╭─ Dataset entries

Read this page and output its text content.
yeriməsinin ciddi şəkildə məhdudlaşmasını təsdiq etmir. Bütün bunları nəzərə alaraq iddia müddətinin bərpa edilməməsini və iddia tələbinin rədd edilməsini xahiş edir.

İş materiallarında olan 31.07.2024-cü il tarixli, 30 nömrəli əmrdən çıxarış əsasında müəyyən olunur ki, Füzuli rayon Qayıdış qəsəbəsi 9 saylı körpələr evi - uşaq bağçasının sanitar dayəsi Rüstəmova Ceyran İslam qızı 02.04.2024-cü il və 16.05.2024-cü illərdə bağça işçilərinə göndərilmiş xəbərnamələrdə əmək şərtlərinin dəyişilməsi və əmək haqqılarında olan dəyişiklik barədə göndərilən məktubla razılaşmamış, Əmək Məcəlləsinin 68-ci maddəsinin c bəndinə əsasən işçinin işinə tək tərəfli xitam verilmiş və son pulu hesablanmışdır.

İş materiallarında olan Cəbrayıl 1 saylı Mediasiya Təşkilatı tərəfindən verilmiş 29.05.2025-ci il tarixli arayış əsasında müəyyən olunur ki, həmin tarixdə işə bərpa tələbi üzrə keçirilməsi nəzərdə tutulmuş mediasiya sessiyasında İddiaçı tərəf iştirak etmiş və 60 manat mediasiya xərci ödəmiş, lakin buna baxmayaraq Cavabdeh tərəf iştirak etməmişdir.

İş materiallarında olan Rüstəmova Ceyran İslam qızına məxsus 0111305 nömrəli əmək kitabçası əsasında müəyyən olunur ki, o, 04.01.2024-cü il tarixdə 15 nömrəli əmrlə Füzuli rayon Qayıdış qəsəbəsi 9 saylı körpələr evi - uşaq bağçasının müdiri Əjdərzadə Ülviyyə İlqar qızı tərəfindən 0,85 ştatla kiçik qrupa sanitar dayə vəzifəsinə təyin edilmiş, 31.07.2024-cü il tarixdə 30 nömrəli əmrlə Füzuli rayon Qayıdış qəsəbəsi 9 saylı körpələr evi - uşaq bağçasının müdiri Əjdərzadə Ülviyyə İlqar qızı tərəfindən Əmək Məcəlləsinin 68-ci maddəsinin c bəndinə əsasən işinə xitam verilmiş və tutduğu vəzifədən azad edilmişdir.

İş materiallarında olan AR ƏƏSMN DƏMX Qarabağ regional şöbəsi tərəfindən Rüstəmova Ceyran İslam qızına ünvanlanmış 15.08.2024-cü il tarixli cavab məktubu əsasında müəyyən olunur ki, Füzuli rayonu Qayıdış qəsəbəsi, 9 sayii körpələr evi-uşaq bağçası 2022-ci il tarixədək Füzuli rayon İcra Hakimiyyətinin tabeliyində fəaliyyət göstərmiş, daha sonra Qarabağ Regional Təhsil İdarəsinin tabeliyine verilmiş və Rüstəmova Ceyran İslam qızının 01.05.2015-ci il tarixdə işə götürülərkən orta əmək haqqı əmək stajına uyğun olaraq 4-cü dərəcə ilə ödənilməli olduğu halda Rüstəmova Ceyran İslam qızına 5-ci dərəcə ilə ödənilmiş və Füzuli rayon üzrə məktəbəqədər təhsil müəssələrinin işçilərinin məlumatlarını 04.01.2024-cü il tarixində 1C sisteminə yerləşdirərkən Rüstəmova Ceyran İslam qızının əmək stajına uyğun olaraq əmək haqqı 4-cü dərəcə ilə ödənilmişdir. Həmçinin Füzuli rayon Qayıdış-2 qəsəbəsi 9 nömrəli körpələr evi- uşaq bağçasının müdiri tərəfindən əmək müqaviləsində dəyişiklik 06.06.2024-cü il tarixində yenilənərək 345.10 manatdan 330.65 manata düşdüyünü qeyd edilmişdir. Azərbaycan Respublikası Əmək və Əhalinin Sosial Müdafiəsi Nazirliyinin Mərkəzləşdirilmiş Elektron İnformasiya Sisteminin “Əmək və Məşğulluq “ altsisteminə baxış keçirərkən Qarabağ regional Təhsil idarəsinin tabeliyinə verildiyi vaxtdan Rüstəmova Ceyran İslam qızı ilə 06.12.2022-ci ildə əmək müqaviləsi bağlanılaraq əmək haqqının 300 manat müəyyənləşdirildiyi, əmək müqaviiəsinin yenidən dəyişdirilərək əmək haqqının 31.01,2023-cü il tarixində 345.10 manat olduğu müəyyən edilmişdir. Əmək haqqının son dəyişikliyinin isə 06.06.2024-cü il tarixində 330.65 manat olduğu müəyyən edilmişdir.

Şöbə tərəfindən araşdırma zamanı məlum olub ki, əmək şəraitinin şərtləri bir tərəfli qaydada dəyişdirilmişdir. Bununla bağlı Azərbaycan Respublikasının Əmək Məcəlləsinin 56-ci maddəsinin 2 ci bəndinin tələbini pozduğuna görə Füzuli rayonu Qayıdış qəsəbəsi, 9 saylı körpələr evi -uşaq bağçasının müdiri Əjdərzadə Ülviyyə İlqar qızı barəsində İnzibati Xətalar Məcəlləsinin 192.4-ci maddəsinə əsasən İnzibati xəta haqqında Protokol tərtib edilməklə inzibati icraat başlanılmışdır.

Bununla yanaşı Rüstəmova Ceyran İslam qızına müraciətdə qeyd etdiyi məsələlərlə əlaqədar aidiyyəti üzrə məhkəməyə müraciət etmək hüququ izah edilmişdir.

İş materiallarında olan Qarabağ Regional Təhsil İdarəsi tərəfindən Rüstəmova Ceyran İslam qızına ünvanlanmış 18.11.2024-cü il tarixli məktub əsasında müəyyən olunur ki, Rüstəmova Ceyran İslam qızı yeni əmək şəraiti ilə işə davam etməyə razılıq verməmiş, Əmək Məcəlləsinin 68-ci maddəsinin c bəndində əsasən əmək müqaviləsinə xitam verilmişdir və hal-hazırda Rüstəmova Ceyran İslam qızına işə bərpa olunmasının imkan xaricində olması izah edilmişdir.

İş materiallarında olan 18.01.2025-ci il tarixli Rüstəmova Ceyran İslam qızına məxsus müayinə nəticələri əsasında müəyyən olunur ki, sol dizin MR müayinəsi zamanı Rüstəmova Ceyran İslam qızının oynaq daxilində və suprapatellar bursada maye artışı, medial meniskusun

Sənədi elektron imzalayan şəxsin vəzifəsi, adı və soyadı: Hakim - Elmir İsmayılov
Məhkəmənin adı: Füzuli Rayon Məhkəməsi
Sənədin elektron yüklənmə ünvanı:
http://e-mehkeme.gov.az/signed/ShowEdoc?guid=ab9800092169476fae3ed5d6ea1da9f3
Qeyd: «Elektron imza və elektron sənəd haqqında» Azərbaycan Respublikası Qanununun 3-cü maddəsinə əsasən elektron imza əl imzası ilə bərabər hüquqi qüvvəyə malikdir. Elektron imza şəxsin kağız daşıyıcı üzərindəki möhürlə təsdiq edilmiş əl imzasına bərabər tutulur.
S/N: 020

╰─

Your task is to retype all of the records exactly.

Read this page and output its text content.
yeriməsinin ciddi şəkildə məhdudlaşmasını təsdiq etmir. Bütün bunları nəzərə alaraq iddia müddətinin bərpa edilməməsini və iddia tələbinin rədd edilməsini xahiş edir.

İş materiallarında olan 31.07.2024-cü il tarixli, 30 nömrəli əmrdən çıxarış əsasında müəyyən olunur ki, Füzuli rayon Qayıdış qəsəbəsi 9 saylı körpələr evi - uşaq bağçasının sanitar dayəsi Rüstəmova Ceyran İslam qızı 02.04.2024-cü il və 16.05.2024-cü illərdə bağça işçilərinə göndərilmiş xəbərnamələrdə əmək şərtlərinin dəyişilməsi və əmək haqqılarında olan dəyişiklik barədə göndərilən məktubla razılaşmamış, Əmək Məcəlləsinin 68-ci maddəsinin c bəndinə əsasən işçinin işinə tək tərəfli xitam verilmiş və son pulu hesablanmışdır.

İş materiallarında olan Cəbrayıl 1 saylı Mediasiya Təşkilatı tərəfindən verilmiş 29.05.2025-ci il tarixli arayış əsasında müəyyən olunur ki, həmin tarixdə işə bərpa tələbi üzrə keçirilməsi nəzərdə tutulmuş mediasiya sessiyasında İddiaçı tərəf iştirak etmiş və 60 manat mediasiya xərci ödəmiş, lakin buna baxmayaraq Cavabdeh tərəf iştirak etməmişdir.

İş materiallarında olan Rüstəmova Ceyran İslam qızına məxsus 0111305 nömrəli əmək kitabçası əsasında müəyyən olunur ki, o, 04.01.2024-cü il tarixdə 15 nömrəli əmrlə Füzuli rayon Qayıdış qəsəbəsi 9 saylı körpələr evi - uşaq bağçasının müdiri Əjdərzadə Ülviyyə İlqar qızı tərəfindən 0,85 ştatla kiçik qrupa sanitar dayə vəzifəsinə təyin edilmiş, 31.07.2024-cü il tarixdə 30 nömrəli əmrlə Füzuli rayon Qayıdış qəsəbəsi 9 saylı körpələr evi - uşaq bağçasının müdiri Əjdərzadə Ülviyyə İlqar qızı tərəfindən Əmək Məcəlləsinin 68-ci maddəsinin c bəndinə əsasən işinə xitam verilmiş və tutduğu vəzifədən azad edilmişdir.

İş materiallarında olan AR ƏƏSMN DƏMX Qarabağ regional şöbəsi tərəfindən Rüstəmova Ceyran İslam qızına ünvanlanmış 15.08.2024-cü il tarixli cavab məktubu əsasında müəyyən olunur ki, Füzuli rayonu Qayıdış qəsəbəsi, 9 sayii körpələr evi-uşaq bağçası 2022-ci il tarixədək Füzuli rayon İcra Hakimiyyətinin tabeliyində fəaliyyət göstərmiş, daha sonra Qarabağ Regional Təhsil İdarəsinin tabeliyine verilmiş və Rüstəmova Ceyran İslam qızının 01.05.2015-ci il tarixdə işə götürülərkən orta əmək haqqı əmək stajına uyğun olaraq 4-cü dərəcə ilə ödənilməli olduğu halda Rüstəmova Ceyran İslam qızına 5-ci dərəcə ilə ödənilmiş və Füzuli rayon üzrə məktəbəqədər təhsil müəssələrinin işçilərinin məlumatlarını 04.01.2024-cü il tarixində 1C sisteminə yerləşdirərkən Rüstəmova Ceyran İslam qızının əmək stajına uyğun olaraq əmək haqqı 4-cü dərəcə ilə ödənilmişdir. Həmçinin Füzuli rayon Qayıdış-2 qəsəbəsi 9 nömrəli körpələr evi- uşaq bağçasının müdiri tərəfindən əmək müqaviləsində dəyişiklik 06.06.2024-cü il tarixində yenilənərək 345.10 manatdan 330.65 manata düşdüyünü qeyd edilmişdir. Azərbaycan Respublikası Əmək və Əhalinin Sosial Müdafiəsi Nazirliyinin Mərkəzləşdirilmiş Elektron İnformasiya Sisteminin “Əmək və Məşğulluq “ altsisteminə baxış keçirərkən Qarabağ regional Təhsil idarəsinin tabeliyinə verildiyi vaxtdan Rüstəmova Ceyran İslam qızı ilə 06.12.2022-ci ildə əmək müqaviləsi bağlanılaraq əmək haqqının 300 manat müəyyənləşdirildiyi, əmək müqaviiəsinin yenidən dəyişdirilərək əmək haqqının 31.01,2023-cü il tarixində 345.10 manat olduğu müəyyən edilmişdir. Əmək haqqının son dəyişikliyinin isə 06.06.2024-cü il tarixində 330.65 manat olduğu müəyyən edilmişdir.

Şöbə tərəfindən araşdırma zamanı məlum olub ki, əmək şəraitinin şərtləri bir tərəfli qaydada dəyişdirilmişdir. Bununla bağlı Azərbaycan Respublikasının Əmək Məcəlləsinin 56-ci maddəsinin 2 ci bəndinin tələbini pozduğuna görə Füzuli rayonu Qayıdış qəsəbəsi, 9 saylı körpələr evi -uşaq bağçasının müdiri Əjdərzadə Ülviyyə İlqar qızı barəsində İnzibati Xətalar Məcəlləsinin 192.4-ci maddəsinə əsasən İnzibati xəta haqqında Protokol tərtib edilməklə inzibati icraat başlanılmışdır.

Bununla yanaşı Rüstəmova Ceyran İslam qızına müraciətdə qeyd etdiyi məsələlərlə əlaqədar aidiyyəti üzrə məhkəməyə müraciət etmək hüququ izah edilmişdir.

İş materiallarında olan Qarabağ Regional Təhsil İdarəsi tərəfindən Rüstəmova Ceyran İslam qızına ünvanlanmış 18.11.2024-cü il tarixli məktub əsasında müəyyən olunur ki, Rüstəmova Ceyran İslam qızı yeni əmək şəraiti ilə işə davam etməyə razılıq verməmiş, Əmək Məcəlləsinin 68-ci maddəsinin c bəndində əsasən əmək müqaviləsinə xitam verilmişdir və hal-hazırda Rüstəmova Ceyran İslam qızına işə bərpa olunmasının imkan xaricində olması izah edilmişdir.

İş materiallarında olan 18.01.2025-ci il tarixli Rüstəmova Ceyran İslam qızına məxsus müayinə nəticələri əsasında müəyyən olunur ki, sol dizin MR müayinəsi zamanı Rüstəmova Ceyran İslam qızının oynaq daxilində və suprapatellar bursada maye artışı, medial meniskusun

Sənədi elektron imzalayan şəxsin vəzifəsi, adı və soyadı: Hakim - Elmir İsmayılov
Məhkəmənin adı: Füzuli Rayon Məhkəməsi
Sənədin elektron yüklənmə ünvanı:
http://e-mehkeme.gov.az/signed/ShowEdoc?guid=ab9800092169476fae3ed5d6ea1da9f3
Qeyd: «Elektron imza və elektron sənəd haqqında» Azərbaycan Respublikası Qanununun 3-cü maddəsinə əsasən elektron imza əl imzası ilə bərabər hüquqi qüvvəyə malikdir. Elektron imza şəxsin kağız daşıyıcı üzərindəki möhürlə təsdiq edilmiş əl imzasına bərabər tutulur.
S/N: 020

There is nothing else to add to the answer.